**PROBLEM DESCRIPTION:** All of the data that follows should be retyped exactly, please, except the pictures.

-- START RECORDED INFORMATION --

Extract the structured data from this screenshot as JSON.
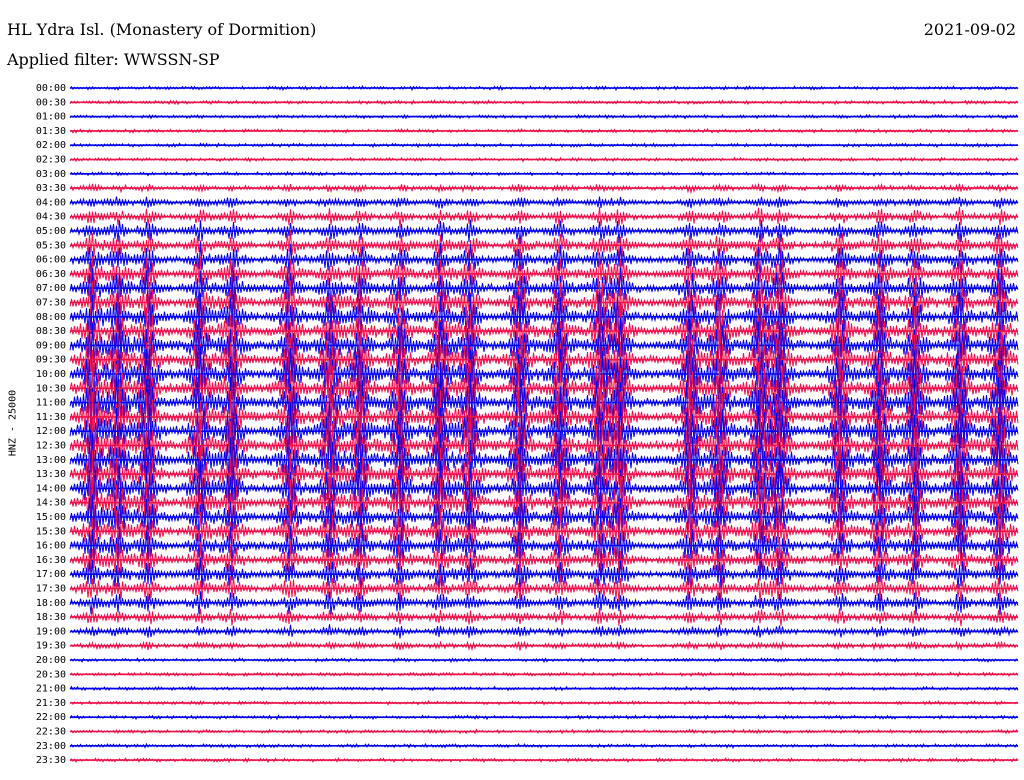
{
  "header": {
    "title": "HL Ydra Isl. (Monastery of Dormition)",
    "date": "2021-09-02",
    "filter": "Applied filter: WWSSN-SP"
  },
  "axis": {
    "channel_label": "HNZ - 25000"
  },
  "colors": {
    "trace_a": "#0000ee",
    "trace_b": "#f0104a"
  },
  "chart_data": {
    "type": "line",
    "title": "HL Ydra Isl. (Monastery of Dormition)",
    "ylabel": "HNZ - 25000",
    "rows": [
      "00:00",
      "00:30",
      "01:00",
      "01:30",
      "02:00",
      "02:30",
      "03:00",
      "03:30",
      "04:00",
      "04:30",
      "05:00",
      "05:30",
      "06:00",
      "06:30",
      "07:00",
      "07:30",
      "08:00",
      "08:30",
      "09:00",
      "09:30",
      "10:00",
      "10:30",
      "11:00",
      "11:30",
      "12:00",
      "12:30",
      "13:00",
      "13:30",
      "14:00",
      "14:30",
      "15:00",
      "15:30",
      "16:00",
      "16:30",
      "17:00",
      "17:30",
      "18:00",
      "18:30",
      "19:00",
      "19:30",
      "20:00",
      "20:30",
      "21:00",
      "21:30",
      "22:00",
      "22:30",
      "23:00",
      "23:30"
    ],
    "series_colors": [
      "#0000ee",
      "#f0104a"
    ],
    "grid": false
  }
}
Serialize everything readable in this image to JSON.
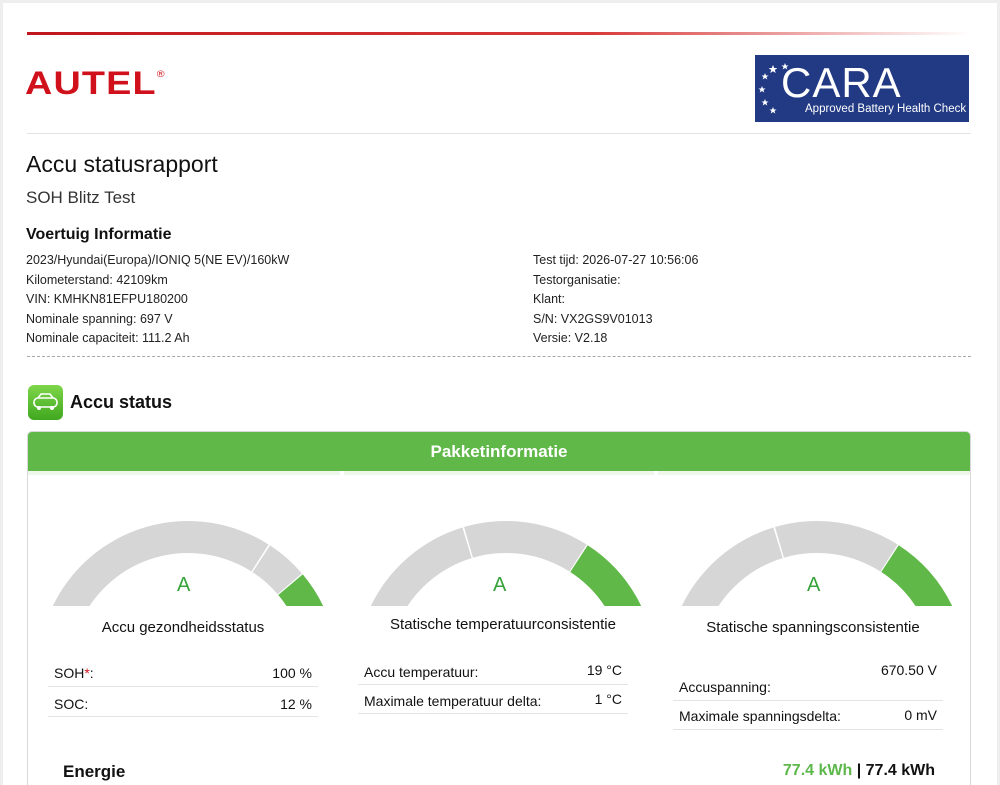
{
  "brand": {
    "logo_text": "AUTEL",
    "logo_mark": "®"
  },
  "cara": {
    "word": "CARA",
    "sub": "Approved Battery Health Check"
  },
  "report": {
    "title": "Accu statusrapport",
    "subtitle": "SOH Blitz Test"
  },
  "vehicle": {
    "heading": "Voertuig Informatie",
    "left": [
      "2023/Hyundai(Europa)/IONIQ 5(NE EV)/160kW",
      "Kilometerstand: 42109km",
      "VIN: KMHKN81EFPU180200",
      "Nominale spanning: 697 V",
      "Nominale capaciteit: 111.2 Ah"
    ],
    "right": [
      "Test tijd: 2026-07-27 10:56:06",
      "Testorganisatie:",
      "Klant:",
      "S/N: VX2GS9V01013",
      "Versie: V2.18"
    ]
  },
  "status": {
    "heading": "Accu status",
    "icon": "battery-car-icon",
    "panel_title": "Pakketinformatie",
    "accent": "#5fb848",
    "gauges": [
      {
        "grade": "A",
        "title": "Accu gezondheidsstatus",
        "level": 0.88,
        "rows": [
          {
            "label": "SOH",
            "mark": "*",
            "suffix": ":",
            "value": "100 %"
          },
          {
            "label": "SOC:",
            "mark": "",
            "suffix": "",
            "value": "12 %"
          }
        ]
      },
      {
        "grade": "A",
        "title": "Statische temperatuurconsistentie",
        "level": 0.75,
        "rows": [
          {
            "label": "Accu temperatuur:",
            "mark": "",
            "suffix": "",
            "value": "19 °C"
          },
          {
            "label": "Maximale temperatuur delta:",
            "mark": "",
            "suffix": "",
            "value": "1 °C"
          }
        ]
      },
      {
        "grade": "A",
        "title": "Statische spanningsconsistentie",
        "level": 0.75,
        "rows": [
          {
            "label": "Accuspanning:",
            "mark": "",
            "suffix": "",
            "value": "670.50 V"
          },
          {
            "label": "Maximale spanningsdelta:",
            "mark": "",
            "suffix": "",
            "value": "0 mV"
          }
        ]
      }
    ]
  },
  "energy": {
    "label": "Energie",
    "value_green": "77.4 kWh",
    "separator": "|",
    "value_total": "77.4 kWh"
  }
}
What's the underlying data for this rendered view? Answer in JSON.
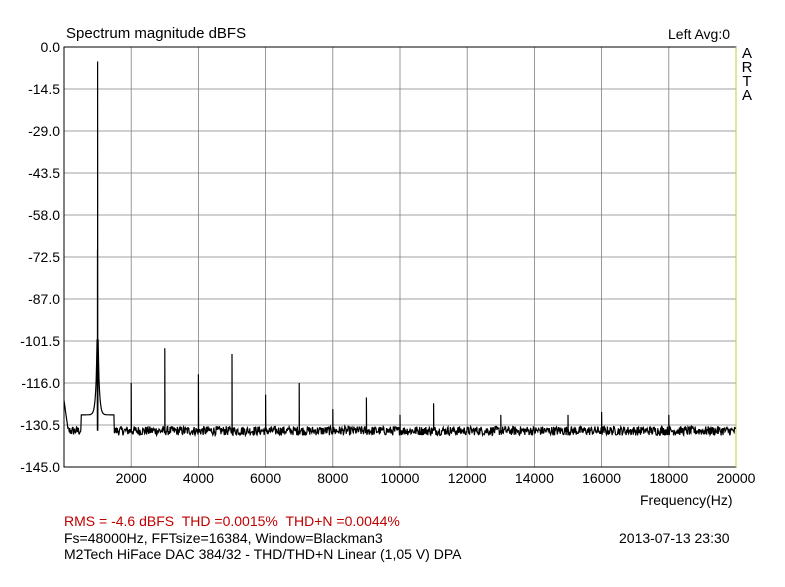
{
  "title": "Spectrum magnitude dBFS",
  "channel_label": "Left  Avg:0",
  "brand_letters": [
    "A",
    "R",
    "T",
    "A"
  ],
  "footer": {
    "stats": [
      "RMS =   -4.6 dBFS",
      "THD =0.0015%",
      "THD+N =0.0044%"
    ],
    "params": "Fs=48000Hz, FFTsize=16384, Window=Blackman3",
    "timestamp": "2013-07-13  23:30",
    "device": "M2Tech HiFace DAC 384/32 - THD/THD+N Linear (1,05 V)     DPA"
  },
  "colors": {
    "trace": "#000000",
    "grid": "#808080",
    "stats_text": "#c00000",
    "plot_border_right": "#c8c832"
  },
  "chart_data": {
    "type": "line",
    "title": "Spectrum magnitude dBFS",
    "xlabel": "Frequency(Hz)",
    "ylabel": "",
    "xlim": [
      0,
      20000
    ],
    "ylim": [
      -145,
      0
    ],
    "grid": true,
    "x_ticks": [
      2000,
      4000,
      6000,
      8000,
      10000,
      12000,
      14000,
      16000,
      18000,
      20000
    ],
    "x_tick_labels": [
      "2000",
      "4000",
      "6000",
      "8000",
      "10000",
      "12000",
      "14000",
      "16000",
      "18000",
      "20000"
    ],
    "y_ticks": [
      0,
      -14.5,
      -29,
      -43.5,
      -58,
      -72.5,
      -87,
      -101.5,
      -116,
      -130.5,
      -145
    ],
    "y_tick_labels": [
      "0.0",
      "-14.5",
      "-29.0",
      "-43.5",
      "-58.0",
      "-72.5",
      "-87.0",
      "-101.5",
      "-116.0",
      "-130.5",
      "-145.0"
    ],
    "noise_floor_db": -132.5,
    "fundamental": {
      "x": 1000,
      "y": -5
    },
    "harmonics": [
      {
        "x": 2000,
        "y": -116
      },
      {
        "x": 3000,
        "y": -104
      },
      {
        "x": 4000,
        "y": -113
      },
      {
        "x": 5000,
        "y": -106
      },
      {
        "x": 6000,
        "y": -120
      },
      {
        "x": 7000,
        "y": -116
      },
      {
        "x": 8000,
        "y": -125
      },
      {
        "x": 9000,
        "y": -121
      },
      {
        "x": 10000,
        "y": -127
      },
      {
        "x": 11000,
        "y": -123
      },
      {
        "x": 13000,
        "y": -127
      },
      {
        "x": 15000,
        "y": -127
      },
      {
        "x": 16000,
        "y": -126
      },
      {
        "x": 18000,
        "y": -127
      }
    ]
  }
}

-- END RECORDED INFORMATION --

**THE RESPONSE:**
Extract the structured data from this screenshot as JSON.
{
  "header": {
    "title": "HL Ydra Isl. (Monastery of Dormition)",
    "date": "2021-09-02",
    "filter": "Applied filter: WWSSN-SP"
  },
  "axis": {
    "channel_label": "HNZ - 25000"
  },
  "colors": {
    "trace_a": "#0000ee",
    "trace_b": "#f0104a"
  },
  "chart_data": {
    "type": "line",
    "title": "HL Ydra Isl. (Monastery of Dormition)",
    "ylabel": "HNZ - 25000",
    "rows": [
      "00:00",
      "00:30",
      "01:00",
      "01:30",
      "02:00",
      "02:30",
      "03:00",
      "03:30",
      "04:00",
      "04:30",
      "05:00",
      "05:30",
      "06:00",
      "06:30",
      "07:00",
      "07:30",
      "08:00",
      "08:30",
      "09:00",
      "09:30",
      "10:00",
      "10:30",
      "11:00",
      "11:30",
      "12:00",
      "12:30",
      "13:00",
      "13:30",
      "14:00",
      "14:30",
      "15:00",
      "15:30",
      "16:00",
      "16:30",
      "17:00",
      "17:30",
      "18:00",
      "18:30",
      "19:00",
      "19:30",
      "20:00",
      "20:30",
      "21:00",
      "21:30",
      "22:00",
      "22:30",
      "23:00",
      "23:30"
    ],
    "series_colors": [
      "#0000ee",
      "#f0104a"
    ],
    "grid": false
  }
}
Serialize everything readable in this image to JSON.
{
  "brand": {
    "logo_text": "AUTEL",
    "logo_mark": "®"
  },
  "cara": {
    "word": "CARA",
    "sub": "Approved Battery Health Check"
  },
  "report": {
    "title": "Accu statusrapport",
    "subtitle": "SOH Blitz Test"
  },
  "vehicle": {
    "heading": "Voertuig Informatie",
    "left": [
      "2023/Hyundai(Europa)/IONIQ 5(NE EV)/160kW",
      "Kilometerstand: 42109km",
      "VIN: KMHKN81EFPU180200",
      "Nominale spanning: 697 V",
      "Nominale capaciteit: 111.2 Ah"
    ],
    "right": [
      "Test tijd: 2026-07-27 10:56:06",
      "Testorganisatie:",
      "Klant:",
      "S/N: VX2GS9V01013",
      "Versie: V2.18"
    ]
  },
  "status": {
    "heading": "Accu status",
    "icon": "battery-car-icon",
    "panel_title": "Pakketinformatie",
    "accent": "#5fb848",
    "gauges": [
      {
        "grade": "A",
        "title": "Accu gezondheidsstatus",
        "level": 0.88,
        "rows": [
          {
            "label": "SOH",
            "mark": "*",
            "suffix": ":",
            "value": "100 %"
          },
          {
            "label": "SOC:",
            "mark": "",
            "suffix": "",
            "value": "12 %"
          }
        ]
      },
      {
        "grade": "A",
        "title": "Statische temperatuurconsistentie",
        "level": 0.75,
        "rows": [
          {
            "label": "Accu temperatuur:",
            "mark": "",
            "suffix": "",
            "value": "19 °C"
          },
          {
            "label": "Maximale temperatuur delta:",
            "mark": "",
            "suffix": "",
            "value": "1 °C"
          }
        ]
      },
      {
        "grade": "A",
        "title": "Statische spanningsconsistentie",
        "level": 0.75,
        "rows": [
          {
            "label": "Accuspanning:",
            "mark": "",
            "suffix": "",
            "value": "670.50 V"
          },
          {
            "label": "Maximale spanningsdelta:",
            "mark": "",
            "suffix": "",
            "value": "0 mV"
          }
        ]
      }
    ]
  },
  "energy": {
    "label": "Energie",
    "value_green": "77.4 kWh",
    "separator": "|",
    "value_total": "77.4 kWh"
  }
}
What's the underlying data for this rendered view? Answer in JSON.
{
  "title": "Spectrum magnitude dBFS",
  "channel_label": "Left  Avg:0",
  "brand_letters": [
    "A",
    "R",
    "T",
    "A"
  ],
  "footer": {
    "stats": [
      "RMS =   -4.6 dBFS",
      "THD =0.0015%",
      "THD+N =0.0044%"
    ],
    "params": "Fs=48000Hz, FFTsize=16384, Window=Blackman3",
    "timestamp": "2013-07-13  23:30",
    "device": "M2Tech HiFace DAC 384/32 - THD/THD+N Linear (1,05 V)     DPA"
  },
  "colors": {
    "trace": "#000000",
    "grid": "#808080",
    "stats_text": "#c00000",
    "plot_border_right": "#c8c832"
  },
  "chart_data": {
    "type": "line",
    "title": "Spectrum magnitude dBFS",
    "xlabel": "Frequency(Hz)",
    "ylabel": "",
    "xlim": [
      0,
      20000
    ],
    "ylim": [
      -145,
      0
    ],
    "grid": true,
    "x_ticks": [
      2000,
      4000,
      6000,
      8000,
      10000,
      12000,
      14000,
      16000,
      18000,
      20000
    ],
    "x_tick_labels": [
      "2000",
      "4000",
      "6000",
      "8000",
      "10000",
      "12000",
      "14000",
      "16000",
      "18000",
      "20000"
    ],
    "y_ticks": [
      0,
      -14.5,
      -29,
      -43.5,
      -58,
      -72.5,
      -87,
      -101.5,
      -116,
      -130.5,
      -145
    ],
    "y_tick_labels": [
      "0.0",
      "-14.5",
      "-29.0",
      "-43.5",
      "-58.0",
      "-72.5",
      "-87.0",
      "-101.5",
      "-116.0",
      "-130.5",
      "-145.0"
    ],
    "noise_floor_db": -132.5,
    "fundamental": {
      "x": 1000,
      "y": -5
    },
    "harmonics": [
      {
        "x": 2000,
        "y": -116
      },
      {
        "x": 3000,
        "y": -104
      },
      {
        "x": 4000,
        "y": -113
      },
      {
        "x": 5000,
        "y": -106
      },
      {
        "x": 6000,
        "y": -120
      },
      {
        "x": 7000,
        "y": -116
      },
      {
        "x": 8000,
        "y": -125
      },
      {
        "x": 9000,
        "y": -121
      },
      {
        "x": 10000,
        "y": -127
      },
      {
        "x": 11000,
        "y": -123
      },
      {
        "x": 13000,
        "y": -127
      },
      {
        "x": 15000,
        "y": -127
      },
      {
        "x": 16000,
        "y": -126
      },
      {
        "x": 18000,
        "y": -127
      }
    ]
  }
}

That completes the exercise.